EXERCISE OBJECTIVE: From the entries below, gather every line containing the string "JSON".

MATERIAL:
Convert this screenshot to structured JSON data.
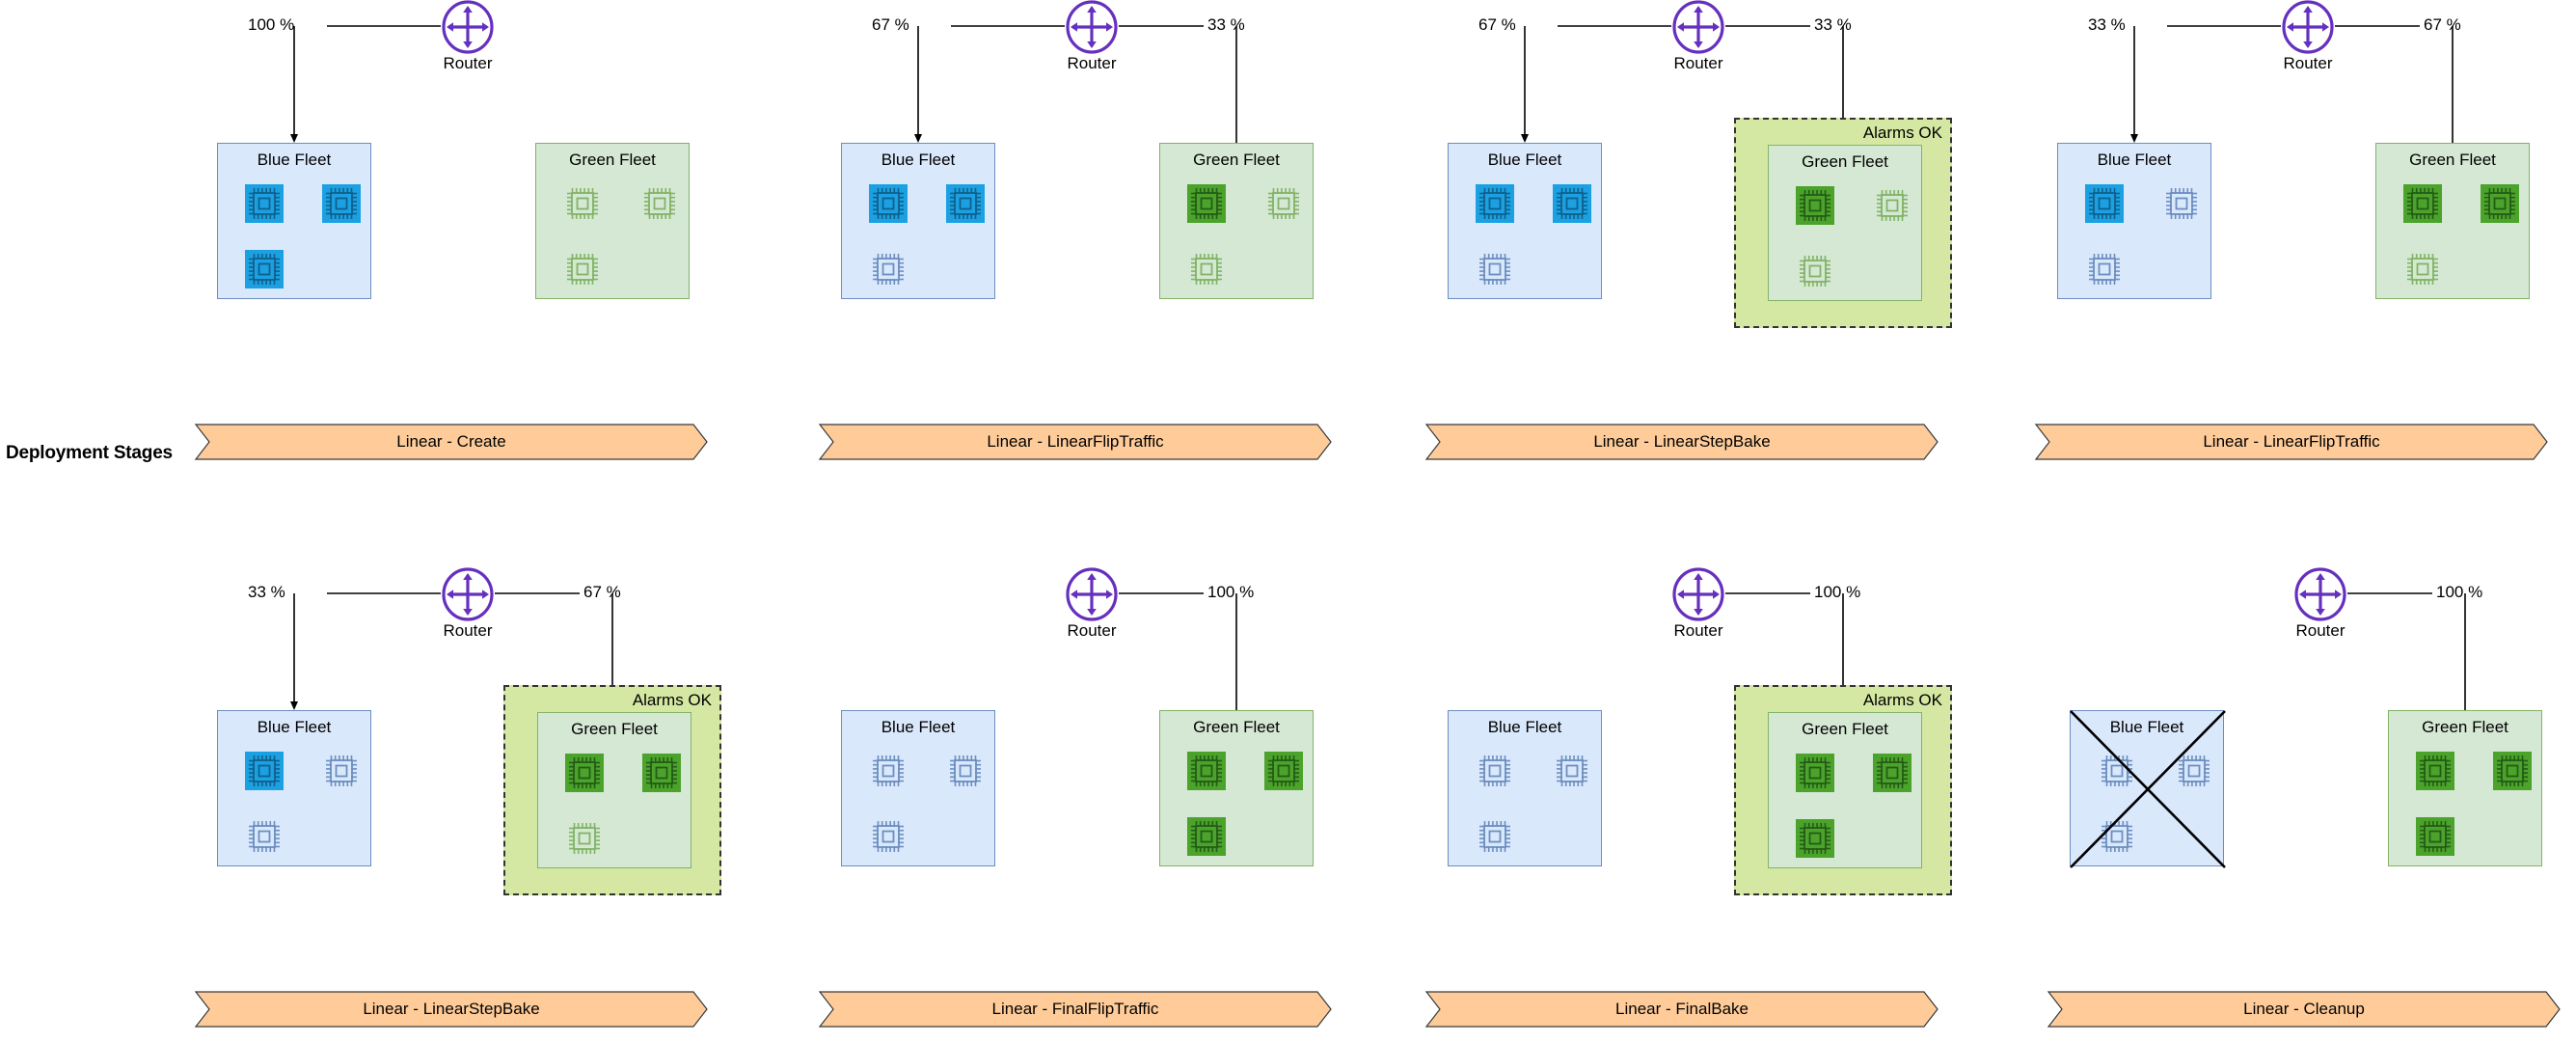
{
  "diagram": {
    "side_label": "Deployment Stages",
    "router_label": "Router",
    "blue_fleet_label": "Blue Fleet",
    "green_fleet_label": "Green Fleet",
    "alarms_label": "Alarms OK",
    "colors": {
      "router_stroke": "#6630bf",
      "blue_fleet_fill": "#dae8fc",
      "blue_fleet_border": "#6c8ebf",
      "blue_chip_active": "#1ba1e2",
      "blue_chip_inactive_stroke": "#6c8ebf",
      "green_fleet_fill": "#d5e8d4",
      "green_fleet_border": "#82b366",
      "green_chip_active": "#4ca32b",
      "green_chip_inactive_stroke": "#82b366",
      "alarms_fill": "#d5e8a3",
      "alarms_border": "#333333",
      "stage_fill": "#ffcc99",
      "stage_border": "#36393d",
      "connector": "#000000"
    },
    "panels": [
      {
        "id": "panel-1",
        "stage": "Linear - Create",
        "blue_pct": "100 %",
        "green_pct": "",
        "blue_chips": [
          true,
          true,
          true
        ],
        "green_chips": [
          false,
          false,
          false
        ],
        "alarms_on_green": false,
        "blue_crossed_out": false,
        "arrow_to": "blue"
      },
      {
        "id": "panel-2",
        "stage": "Linear - LinearFlipTraffic",
        "blue_pct": "67 %",
        "green_pct": "33 %",
        "blue_chips": [
          true,
          true,
          false
        ],
        "green_chips": [
          true,
          false,
          false
        ],
        "alarms_on_green": false,
        "blue_crossed_out": false,
        "arrow_to": "both"
      },
      {
        "id": "panel-3",
        "stage": "Linear - LinearStepBake",
        "blue_pct": "67 %",
        "green_pct": "33 %",
        "blue_chips": [
          true,
          true,
          false
        ],
        "green_chips": [
          true,
          false,
          false
        ],
        "alarms_on_green": true,
        "blue_crossed_out": false,
        "arrow_to": "both"
      },
      {
        "id": "panel-4",
        "stage": "Linear - LinearFlipTraffic",
        "blue_pct": "33 %",
        "green_pct": "67 %",
        "blue_chips": [
          true,
          false,
          false
        ],
        "green_chips": [
          true,
          true,
          false
        ],
        "alarms_on_green": false,
        "blue_crossed_out": false,
        "arrow_to": "both"
      },
      {
        "id": "panel-5",
        "stage": "Linear - LinearStepBake",
        "blue_pct": "33 %",
        "green_pct": "67 %",
        "blue_chips": [
          true,
          false,
          false
        ],
        "green_chips": [
          true,
          true,
          false
        ],
        "alarms_on_green": true,
        "blue_crossed_out": false,
        "arrow_to": "both"
      },
      {
        "id": "panel-6",
        "stage": "Linear - FinalFlipTraffic",
        "blue_pct": "",
        "green_pct": "100 %",
        "blue_chips": [
          false,
          false,
          false
        ],
        "green_chips": [
          true,
          true,
          true
        ],
        "alarms_on_green": false,
        "blue_crossed_out": false,
        "arrow_to": "green"
      },
      {
        "id": "panel-7",
        "stage": "Linear - FinalBake",
        "blue_pct": "",
        "green_pct": "100 %",
        "blue_chips": [
          false,
          false,
          false
        ],
        "green_chips": [
          true,
          true,
          true
        ],
        "alarms_on_green": true,
        "blue_crossed_out": false,
        "arrow_to": "green"
      },
      {
        "id": "panel-8",
        "stage": "Linear - Cleanup",
        "blue_pct": "",
        "green_pct": "100 %",
        "blue_chips": [
          false,
          false,
          false
        ],
        "green_chips": [
          true,
          true,
          true
        ],
        "alarms_on_green": false,
        "blue_crossed_out": true,
        "arrow_to": "green"
      }
    ]
  }
}
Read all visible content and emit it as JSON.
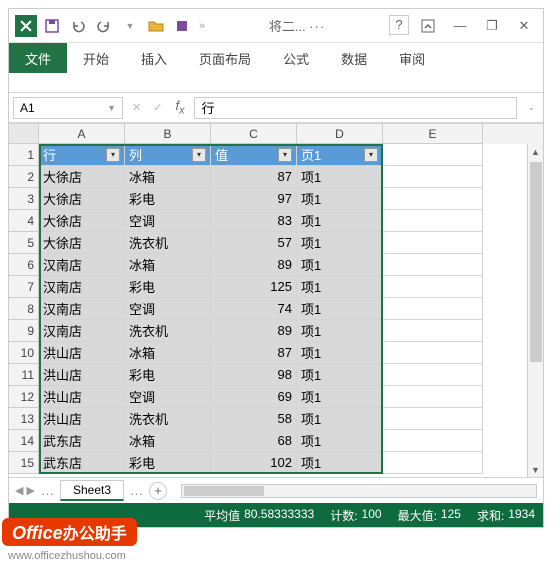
{
  "titlebar": {
    "text": "将二...",
    "dots": "»"
  },
  "tabs": [
    "文件",
    "开始",
    "插入",
    "页面布局",
    "公式",
    "数据",
    "审阅"
  ],
  "active_tab": 0,
  "namebox": "A1",
  "formula": "行",
  "columns": [
    "A",
    "B",
    "C",
    "D",
    "E"
  ],
  "table_headers": [
    "行",
    "列",
    "值",
    "页1"
  ],
  "rows": [
    {
      "n": 1
    },
    {
      "n": 2,
      "a": "大徐店",
      "b": "冰箱",
      "c": "87",
      "d": "项1"
    },
    {
      "n": 3,
      "a": "大徐店",
      "b": "彩电",
      "c": "97",
      "d": "项1"
    },
    {
      "n": 4,
      "a": "大徐店",
      "b": "空调",
      "c": "83",
      "d": "项1"
    },
    {
      "n": 5,
      "a": "大徐店",
      "b": "洗衣机",
      "c": "57",
      "d": "项1"
    },
    {
      "n": 6,
      "a": "汉南店",
      "b": "冰箱",
      "c": "89",
      "d": "项1"
    },
    {
      "n": 7,
      "a": "汉南店",
      "b": "彩电",
      "c": "125",
      "d": "项1"
    },
    {
      "n": 8,
      "a": "汉南店",
      "b": "空调",
      "c": "74",
      "d": "项1"
    },
    {
      "n": 9,
      "a": "汉南店",
      "b": "洗衣机",
      "c": "89",
      "d": "项1"
    },
    {
      "n": 10,
      "a": "洪山店",
      "b": "冰箱",
      "c": "87",
      "d": "项1"
    },
    {
      "n": 11,
      "a": "洪山店",
      "b": "彩电",
      "c": "98",
      "d": "项1"
    },
    {
      "n": 12,
      "a": "洪山店",
      "b": "空调",
      "c": "69",
      "d": "项1"
    },
    {
      "n": 13,
      "a": "洪山店",
      "b": "洗衣机",
      "c": "58",
      "d": "项1"
    },
    {
      "n": 14,
      "a": "武东店",
      "b": "冰箱",
      "c": "68",
      "d": "项1"
    },
    {
      "n": 15,
      "a": "武东店",
      "b": "彩电",
      "c": "102",
      "d": "项1"
    }
  ],
  "sheet_tab": "Sheet3",
  "status": {
    "avg_label": "平均值",
    "avg": "80.58333333",
    "count_label": "计数:",
    "count": "100",
    "max_label": "最大值:",
    "max": "125",
    "sum_label": "求和:",
    "sum": "1934"
  },
  "badge": {
    "en": "Office",
    "cn": "办公助手"
  },
  "watermark": "www.officezhushou.com",
  "icons": {
    "save": "save-icon",
    "undo": "undo-icon",
    "redo": "redo-icon",
    "open": "open-icon",
    "quick": "quick-icon",
    "help": "?",
    "win_opts": "win-opts-icon",
    "min": "—",
    "restore": "❐",
    "close": "✕"
  }
}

SOLVED EXERCISE:
Convert this screenshot to structured JSON data.
Read all visible content and emit it as JSON.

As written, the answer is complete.